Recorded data
********
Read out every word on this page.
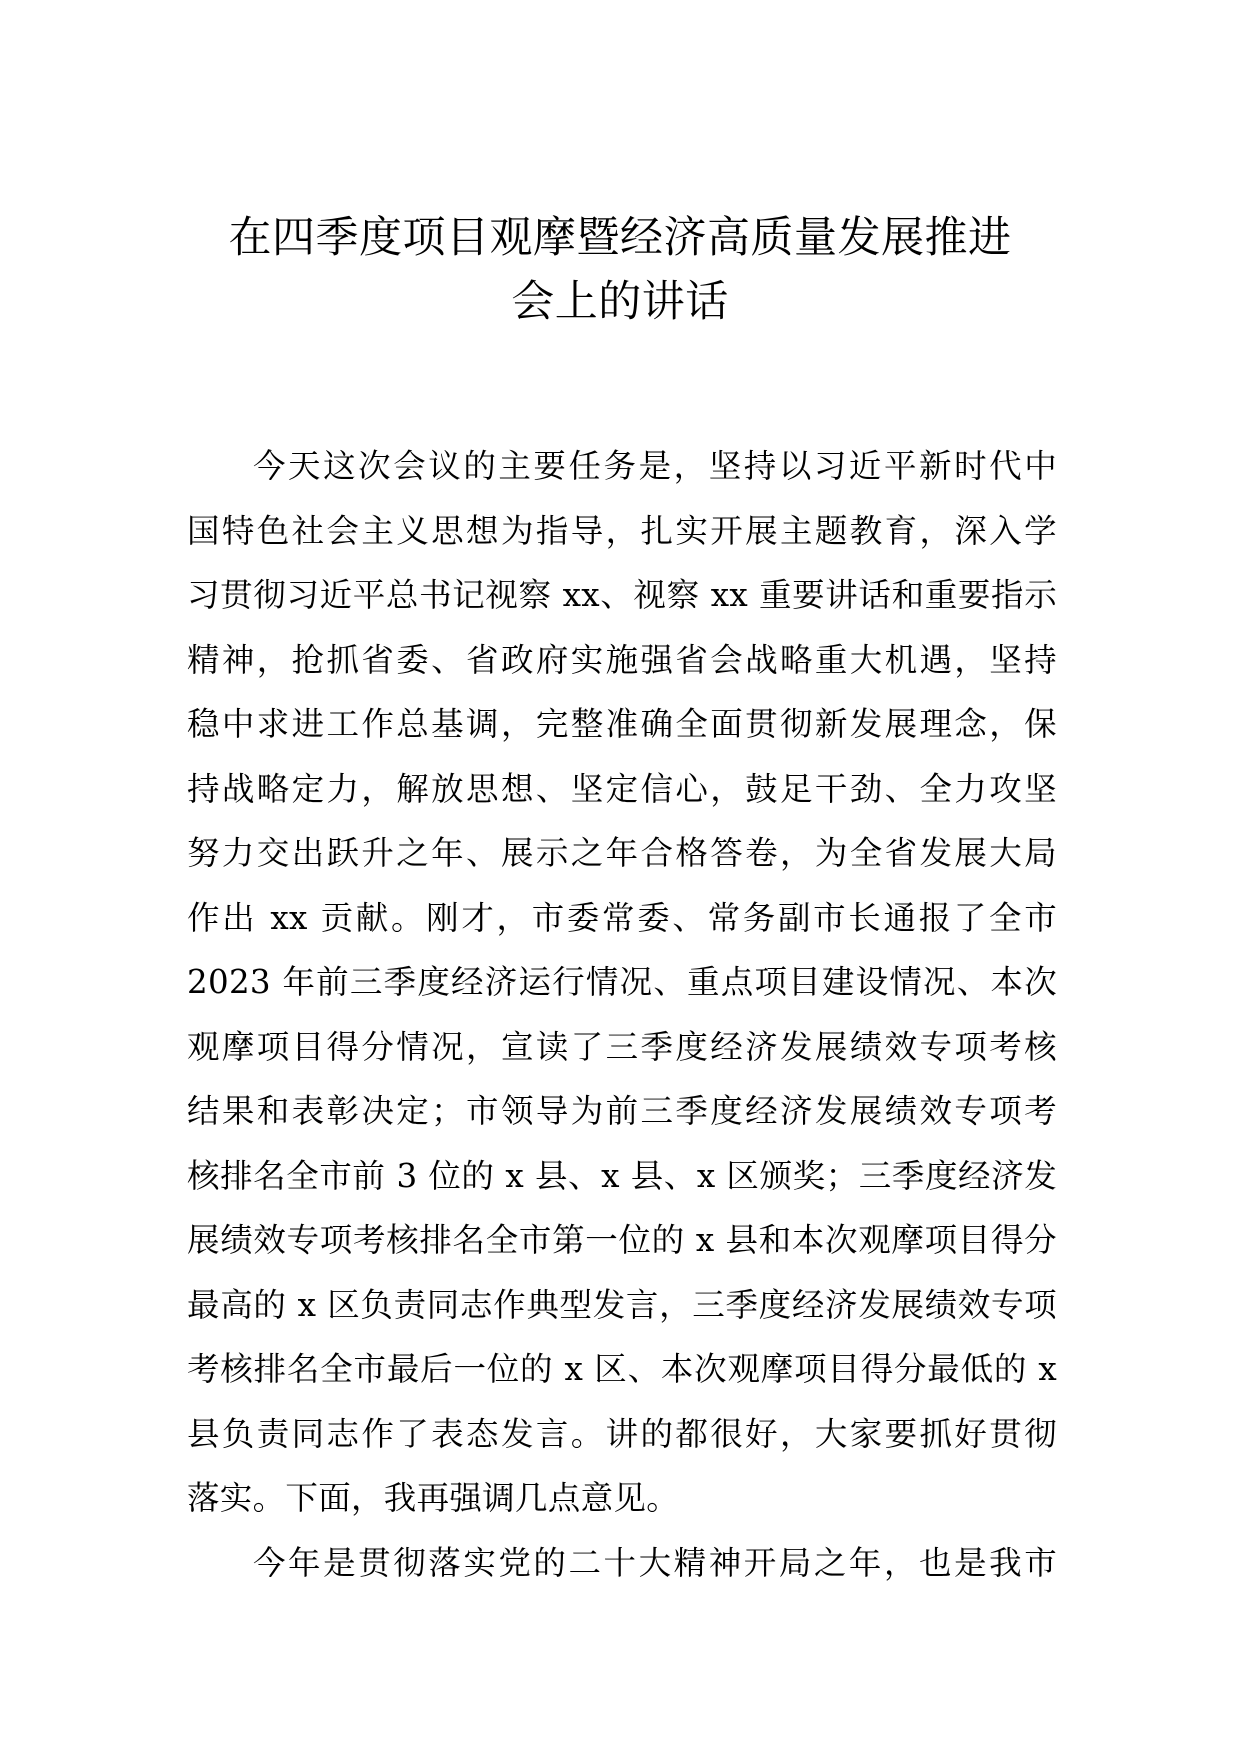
在四季度项目观摩暨经济高质量发展推进
会上的讲话
今天这次会议的主要任务是，坚持以习近平新时代中
国特色社会主义思想为指导，扎实开展主题教育，深入学
习贯彻习近平总书记视察 xx、视察 xx 重要讲话和重要指示
精神，抢抓省委、省政府实施强省会战略重大机遇，坚持
稳中求进工作总基调，完整准确全面贯彻新发展理念，保
持战略定力，解放思想、坚定信心，鼓足干劲、全力攻坚
努力交出跃升之年、展示之年合格答卷，为全省发展大局
作出 xx 贡献。刚才，市委常委、常务副市长通报了全市
2023 年前三季度经济运行情况、重点项目建设情况、本次
观摩项目得分情况，宣读了三季度经济发展绩效专项考核
结果和表彰决定；市领导为前三季度经济发展绩效专项考
核排名全市前 3 位的 x 县、x 县、x 区颁奖；三季度经济发
展绩效专项考核排名全市第一位的 x 县和本次观摩项目得分
最高的 x 区负责同志作典型发言，三季度经济发展绩效专项
考核排名全市最后一位的 x 区、本次观摩项目得分最低的 x
县负责同志作了表态发言。讲的都很好，大家要抓好贯彻
落实。下面，我再强调几点意见。
今年是贯彻落实党的二十大精神开局之年，也是我市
********
__What the task asks__. Print the complete listing exactly as it stands, without its pictures.

__Answer to this problem__.
Read out every word on this page.
在四季度项目观摩暨经济高质量发展推进
会上的讲话
今天这次会议的主要任务是，坚持以习近平新时代中
国特色社会主义思想为指导，扎实开展主题教育，深入学
习贯彻习近平总书记视察 xx、视察 xx 重要讲话和重要指示
精神，抢抓省委、省政府实施强省会战略重大机遇，坚持
稳中求进工作总基调，完整准确全面贯彻新发展理念，保
持战略定力，解放思想、坚定信心，鼓足干劲、全力攻坚
努力交出跃升之年、展示之年合格答卷，为全省发展大局
作出 xx 贡献。刚才，市委常委、常务副市长通报了全市
2023 年前三季度经济运行情况、重点项目建设情况、本次
观摩项目得分情况，宣读了三季度经济发展绩效专项考核
结果和表彰决定；市领导为前三季度经济发展绩效专项考
核排名全市前 3 位的 x 县、x 县、x 区颁奖；三季度经济发
展绩效专项考核排名全市第一位的 x 县和本次观摩项目得分
最高的 x 区负责同志作典型发言，三季度经济发展绩效专项
考核排名全市最后一位的 x 区、本次观摩项目得分最低的 x
县负责同志作了表态发言。讲的都很好，大家要抓好贯彻
落实。下面，我再强调几点意见。
今年是贯彻落实党的二十大精神开局之年，也是我市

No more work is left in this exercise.